(Stored dataset items)

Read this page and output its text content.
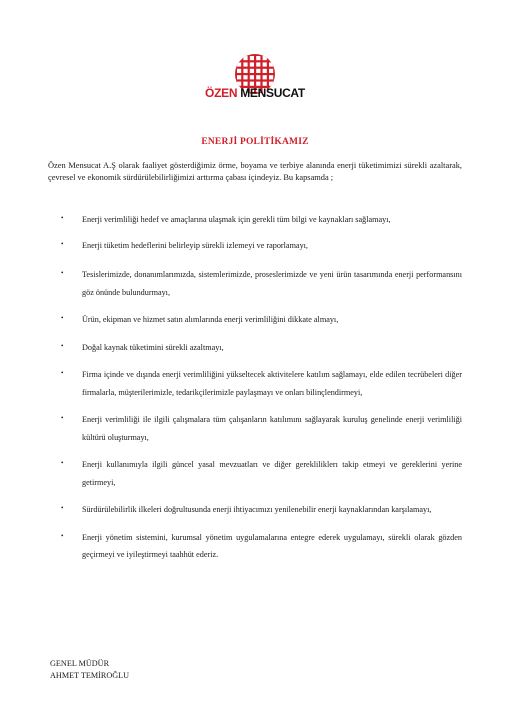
ÖZEN MENSUCAT
ENERJİ POLİTİKAMIZ

Özen Mensucat A.Ş olarak faaliyet gösterdiğimiz örme, boyama ve terbiye alanında enerji tüketimimizi sürekli azaltarak, çevresel ve ekonomik sürdürülebilirliğimizi arttırma çabası içindeyiz. Bu kapsamda ;

• Enerji verimliliği hedef ve amaçlarına ulaşmak için gerekli tüm bilgi ve kaynakları sağlamayı,
• Enerji tüketim hedeflerini belirleyip sürekli izlemeyi ve raporlamayı,
• Tesislerimizde, donanımlarımızda, sistemlerimizde, proseslerimizde ve yeni ürün tasarımında enerji performansını göz önünde bulundurmayı,
• Ürün, ekipman ve hizmet satın alımlarında enerji verimliliğini dikkate almayı,
• Doğal kaynak tüketimini sürekli azaltmayı,
• Firma içinde ve dışında enerji verimliliğini yükseltecek aktivitelere katılım sağlamayı, elde edilen tecrübeleri diğer firmalarla, müşterilerimizle, tedarikçilerimizle paylaşmayı ve onları bilinçlendirmeyi,
• Enerji verimliliği ile ilgili çalışmalara tüm çalışanların katılımını sağlayarak kuruluş genelinde enerji verimliliği kültürü oluşturmayı,
• Enerji kullanımıyla ilgili güncel yasal mevzuatları ve diğer gerekliliklerı takip etmeyi ve gereklerini yerine getirmeyi,
• Sürdürülebilirlik ilkeleri doğrultusunda enerji ihtiyacımızı yenilenebilir enerji kaynaklarından karşılamayı,
• Enerji yönetim sistemini, kurumsal yönetim uygulamalarına entegre ederek uygulamayı, sürekli olarak gözden geçirmeyi ve iyileştirmeyi taahhüt ederiz.
GENEL MÜDÜR
AHMET TEMİROĞLU
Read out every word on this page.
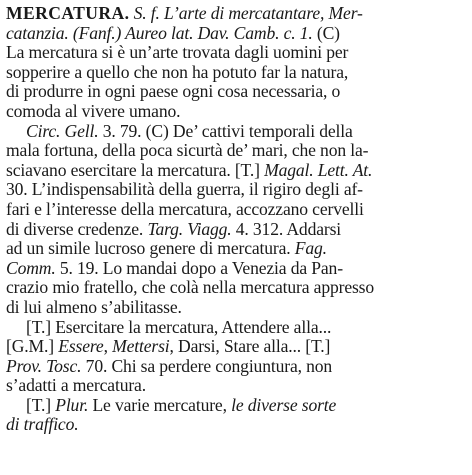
MERCATURA. S. f. L’arte di mercatantare, Mer-
catanzia. (Fanf.) Aureo lat. Dav. Camb. c. 1. (C)
La mercatura si è un’arte trovata dagli uomini per
sopperire a quello che non ha potuto far la natura,
di produrre in ogni paese ogni cosa necessaria, o
comoda al vivere umano.
Circ. Gell. 3. 79. (C) De’ cattivi temporali della
mala fortuna, della poca sicurtà de’ mari, che non la-
sciavano esercitare la mercatura. [T.] Magal. Lett. At.
30. L’indispensabilità della guerra, il rigiro degli af-
fari e l’interesse della mercatura, accozzano cervelli
di diverse credenze. Targ. Viagg. 4. 312. Addarsi
ad un simile lucroso genere di mercatura. Fag.
Comm. 5. 19. Lo mandai dopo a Venezia da Pan-
crazio mio fratello, che colà nella mercatura appresso
di lui almeno s’abilitasse.
[T.] Esercitare la mercatura, Attendere alla...
[G.M.] Essere, Mettersi, Darsi, Stare alla... [T.]
Prov. Tosc. 70. Chi sa perdere congiuntura, non
s’adatti a mercatura.
[T.] Plur. Le varie mercature, le diverse sorte
di traffico.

▶ _WORK REQUIRED_
Output the data above without changes, apart from leaving out the pictures.

▶ _FULL RESPONSE_
Read this page and output its text content.
ÖZEN MENSUCAT
ENERJİ POLİTİKAMIZ

Özen Mensucat A.Ş olarak faaliyet gösterdiğimiz örme, boyama ve terbiye alanında enerji tüketimimizi sürekli azaltarak, çevresel ve ekonomik sürdürülebilirliğimizi arttırma çabası içindeyiz. Bu kapsamda ;

• Enerji verimliliği hedef ve amaçlarına ulaşmak için gerekli tüm bilgi ve kaynakları sağlamayı,
• Enerji tüketim hedeflerini belirleyip sürekli izlemeyi ve raporlamayı,
• Tesislerimizde, donanımlarımızda, sistemlerimizde, proseslerimizde ve yeni ürün tasarımında enerji performansını göz önünde bulundurmayı,
• Ürün, ekipman ve hizmet satın alımlarında enerji verimliliğini dikkate almayı,
• Doğal kaynak tüketimini sürekli azaltmayı,
• Firma içinde ve dışında enerji verimliliğini yükseltecek aktivitelere katılım sağlamayı, elde edilen tecrübeleri diğer firmalarla, müşterilerimizle, tedarikçilerimizle paylaşmayı ve onları bilinçlendirmeyi,
• Enerji verimliliği ile ilgili çalışmalara tüm çalışanların katılımını sağlayarak kuruluş genelinde enerji verimliliği kültürü oluşturmayı,
• Enerji kullanımıyla ilgili güncel yasal mevzuatları ve diğer gerekliliklerı takip etmeyi ve gereklerini yerine getirmeyi,
• Sürdürülebilirlik ilkeleri doğrultusunda enerji ihtiyacımızı yenilenebilir enerji kaynaklarından karşılamayı,
• Enerji yönetim sistemini, kurumsal yönetim uygulamalarına entegre ederek uygulamayı, sürekli olarak gözden geçirmeyi ve iyileştirmeyi taahhüt ederiz.
GENEL MÜDÜR
AHMET TEMİROĞLU
Read out every word on this page.
MERCATURA. S. f. L’arte di mercatantare, Mer-
catanzia. (Fanf.) Aureo lat. Dav. Camb. c. 1. (C)
La mercatura si è un’arte trovata dagli uomini per
sopperire a quello che non ha potuto far la natura,
di produrre in ogni paese ogni cosa necessaria, o
comoda al vivere umano.
Circ. Gell. 3. 79. (C) De’ cattivi temporali della
mala fortuna, della poca sicurtà de’ mari, che non la-
sciavano esercitare la mercatura. [T.] Magal. Lett. At.
30. L’indispensabilità della guerra, il rigiro degli af-
fari e l’interesse della mercatura, accozzano cervelli
di diverse credenze. Targ. Viagg. 4. 312. Addarsi
ad un simile lucroso genere di mercatura. Fag.
Comm. 5. 19. Lo mandai dopo a Venezia da Pan-
crazio mio fratello, che colà nella mercatura appresso
di lui almeno s’abilitasse.
[T.] Esercitare la mercatura, Attendere alla...
[G.M.] Essere, Mettersi, Darsi, Stare alla... [T.]
Prov. Tosc. 70. Chi sa perdere congiuntura, non
s’adatti a mercatura.
[T.] Plur. Le varie mercature, le diverse sorte
di traffico.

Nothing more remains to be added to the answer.